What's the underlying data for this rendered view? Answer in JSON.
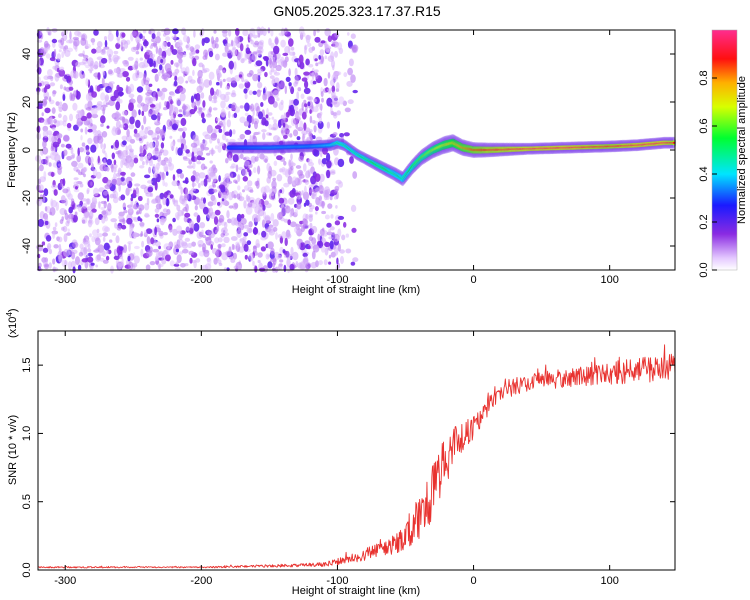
{
  "title": "GN05.2025.323.17.37.R15",
  "chart_data": [
    {
      "type": "heatmap",
      "name": "spectrogram",
      "xlabel": "Height of straight line (km)",
      "ylabel": "Frequency (Hz)",
      "xlim": [
        -320,
        148
      ],
      "ylim": [
        -50,
        50
      ],
      "xticks": [
        -300,
        -200,
        -100,
        0,
        100
      ],
      "xtick_labels": [
        "-300",
        "-200",
        "-100",
        "0",
        "100"
      ],
      "yticks": [
        -40,
        -20,
        0,
        20,
        40
      ],
      "ytick_labels": [
        "-40",
        "-20",
        "0",
        "20",
        "40"
      ],
      "noise_region_x": [
        -320,
        -100
      ],
      "signal_track": {
        "x": [
          -180,
          -150,
          -120,
          -105,
          -100,
          -95,
          -85,
          -75,
          -65,
          -58,
          -52,
          -45,
          -38,
          -30,
          -22,
          -15,
          -8,
          0,
          10,
          40,
          70,
          100,
          120,
          140,
          148
        ],
        "frequency": [
          1,
          1,
          1.5,
          2,
          3,
          2,
          -2,
          -5,
          -8,
          -10,
          -12,
          -7,
          -3,
          0,
          2,
          3,
          1,
          0,
          0,
          0.5,
          1,
          1.5,
          2,
          3,
          3
        ],
        "amplitude": [
          0.3,
          0.35,
          0.35,
          0.4,
          0.5,
          0.5,
          0.5,
          0.55,
          0.55,
          0.5,
          0.5,
          0.55,
          0.6,
          0.65,
          0.7,
          0.75,
          0.8,
          0.85,
          0.9,
          0.95,
          0.95,
          0.9,
          0.95,
          0.95,
          0.9
        ]
      },
      "colorbar": {
        "label": "Normalized spectral amplitude",
        "range": [
          0,
          1
        ],
        "ticks": [
          0.0,
          0.2,
          0.4,
          0.6,
          0.8
        ],
        "tick_labels": [
          "0.0",
          "0.2",
          "0.4",
          "0.6",
          "0.8"
        ]
      }
    },
    {
      "type": "line",
      "name": "snr",
      "xlabel": "Height of straight line (km)",
      "ylabel": "SNR (10 * v/v)",
      "multiplier_label": "(x10",
      "multiplier_exponent": "4",
      "multiplier_close": ")",
      "xlim": [
        -320,
        148
      ],
      "ylim": [
        0,
        1.75
      ],
      "xticks": [
        -300,
        -200,
        -100,
        0,
        100
      ],
      "xtick_labels": [
        "-300",
        "-200",
        "-100",
        "0",
        "100"
      ],
      "yticks": [
        0.0,
        0.5,
        1.0,
        1.5
      ],
      "ytick_labels": [
        "0.0",
        "0.5",
        "1.0",
        "1.5"
      ],
      "color": "#e8322f",
      "x": [
        -320,
        -250,
        -200,
        -150,
        -110,
        -95,
        -85,
        -75,
        -65,
        -55,
        -48,
        -40,
        -35,
        -30,
        -25,
        -20,
        -15,
        -10,
        -5,
        0,
        5,
        10,
        15,
        20,
        25,
        30,
        40,
        50,
        60,
        70,
        80,
        90,
        100,
        110,
        120,
        130,
        140,
        148
      ],
      "values": [
        0.02,
        0.02,
        0.02,
        0.03,
        0.04,
        0.07,
        0.1,
        0.13,
        0.16,
        0.2,
        0.26,
        0.38,
        0.45,
        0.58,
        0.7,
        0.82,
        0.9,
        0.95,
        1.0,
        1.05,
        1.1,
        1.18,
        1.25,
        1.3,
        1.32,
        1.34,
        1.37,
        1.39,
        1.4,
        1.41,
        1.42,
        1.43,
        1.44,
        1.45,
        1.46,
        1.47,
        1.48,
        1.49
      ],
      "noise_amplitude": [
        0.005,
        0.005,
        0.005,
        0.01,
        0.015,
        0.03,
        0.04,
        0.05,
        0.06,
        0.08,
        0.1,
        0.15,
        0.18,
        0.2,
        0.22,
        0.2,
        0.15,
        0.12,
        0.1,
        0.09,
        0.08,
        0.07,
        0.06,
        0.06,
        0.06,
        0.06,
        0.06,
        0.06,
        0.07,
        0.07,
        0.07,
        0.08,
        0.08,
        0.09,
        0.09,
        0.1,
        0.1,
        0.1
      ]
    }
  ]
}
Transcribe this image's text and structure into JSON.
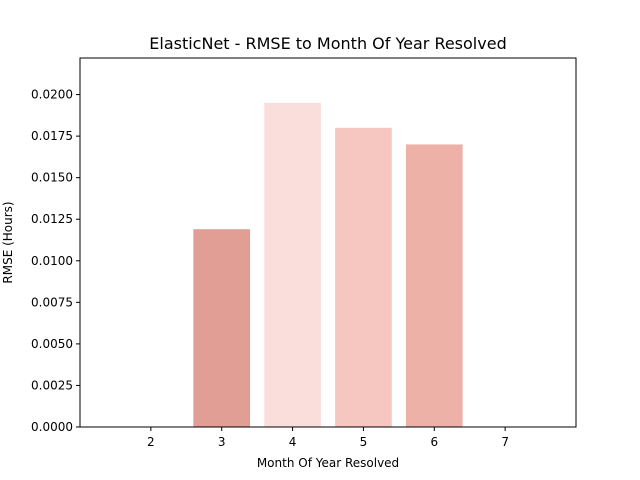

-----

### Written request:
Nothing in the entries should change as you copy them, except that the pictures are left out.

### Reply:
What's the underlying data for this rendered view? Answer in JSON.
{
  "title": "GN05.2025.323.17.37.R15",
  "chart_data": [
    {
      "type": "heatmap",
      "name": "spectrogram",
      "xlabel": "Height of straight line (km)",
      "ylabel": "Frequency (Hz)",
      "xlim": [
        -320,
        148
      ],
      "ylim": [
        -50,
        50
      ],
      "xticks": [
        -300,
        -200,
        -100,
        0,
        100
      ],
      "xtick_labels": [
        "-300",
        "-200",
        "-100",
        "0",
        "100"
      ],
      "yticks": [
        -40,
        -20,
        0,
        20,
        40
      ],
      "ytick_labels": [
        "-40",
        "-20",
        "0",
        "20",
        "40"
      ],
      "noise_region_x": [
        -320,
        -100
      ],
      "signal_track": {
        "x": [
          -180,
          -150,
          -120,
          -105,
          -100,
          -95,
          -85,
          -75,
          -65,
          -58,
          -52,
          -45,
          -38,
          -30,
          -22,
          -15,
          -8,
          0,
          10,
          40,
          70,
          100,
          120,
          140,
          148
        ],
        "frequency": [
          1,
          1,
          1.5,
          2,
          3,
          2,
          -2,
          -5,
          -8,
          -10,
          -12,
          -7,
          -3,
          0,
          2,
          3,
          1,
          0,
          0,
          0.5,
          1,
          1.5,
          2,
          3,
          3
        ],
        "amplitude": [
          0.3,
          0.35,
          0.35,
          0.4,
          0.5,
          0.5,
          0.5,
          0.55,
          0.55,
          0.5,
          0.5,
          0.55,
          0.6,
          0.65,
          0.7,
          0.75,
          0.8,
          0.85,
          0.9,
          0.95,
          0.95,
          0.9,
          0.95,
          0.95,
          0.9
        ]
      },
      "colorbar": {
        "label": "Normalized spectral amplitude",
        "range": [
          0,
          1
        ],
        "ticks": [
          0.0,
          0.2,
          0.4,
          0.6,
          0.8
        ],
        "tick_labels": [
          "0.0",
          "0.2",
          "0.4",
          "0.6",
          "0.8"
        ]
      }
    },
    {
      "type": "line",
      "name": "snr",
      "xlabel": "Height of straight line (km)",
      "ylabel": "SNR (10 * v/v)",
      "multiplier_label": "(x10",
      "multiplier_exponent": "4",
      "multiplier_close": ")",
      "xlim": [
        -320,
        148
      ],
      "ylim": [
        0,
        1.75
      ],
      "xticks": [
        -300,
        -200,
        -100,
        0,
        100
      ],
      "xtick_labels": [
        "-300",
        "-200",
        "-100",
        "0",
        "100"
      ],
      "yticks": [
        0.0,
        0.5,
        1.0,
        1.5
      ],
      "ytick_labels": [
        "0.0",
        "0.5",
        "1.0",
        "1.5"
      ],
      "color": "#e8322f",
      "x": [
        -320,
        -250,
        -200,
        -150,
        -110,
        -95,
        -85,
        -75,
        -65,
        -55,
        -48,
        -40,
        -35,
        -30,
        -25,
        -20,
        -15,
        -10,
        -5,
        0,
        5,
        10,
        15,
        20,
        25,
        30,
        40,
        50,
        60,
        70,
        80,
        90,
        100,
        110,
        120,
        130,
        140,
        148
      ],
      "values": [
        0.02,
        0.02,
        0.02,
        0.03,
        0.04,
        0.07,
        0.1,
        0.13,
        0.16,
        0.2,
        0.26,
        0.38,
        0.45,
        0.58,
        0.7,
        0.82,
        0.9,
        0.95,
        1.0,
        1.05,
        1.1,
        1.18,
        1.25,
        1.3,
        1.32,
        1.34,
        1.37,
        1.39,
        1.4,
        1.41,
        1.42,
        1.43,
        1.44,
        1.45,
        1.46,
        1.47,
        1.48,
        1.49
      ],
      "noise_amplitude": [
        0.005,
        0.005,
        0.005,
        0.01,
        0.015,
        0.03,
        0.04,
        0.05,
        0.06,
        0.08,
        0.1,
        0.15,
        0.18,
        0.2,
        0.22,
        0.2,
        0.15,
        0.12,
        0.1,
        0.09,
        0.08,
        0.07,
        0.06,
        0.06,
        0.06,
        0.06,
        0.06,
        0.06,
        0.07,
        0.07,
        0.07,
        0.08,
        0.08,
        0.09,
        0.09,
        0.1,
        0.1,
        0.1
      ]
    }
  ]
}
Transcribe this image's text and structure into JSON.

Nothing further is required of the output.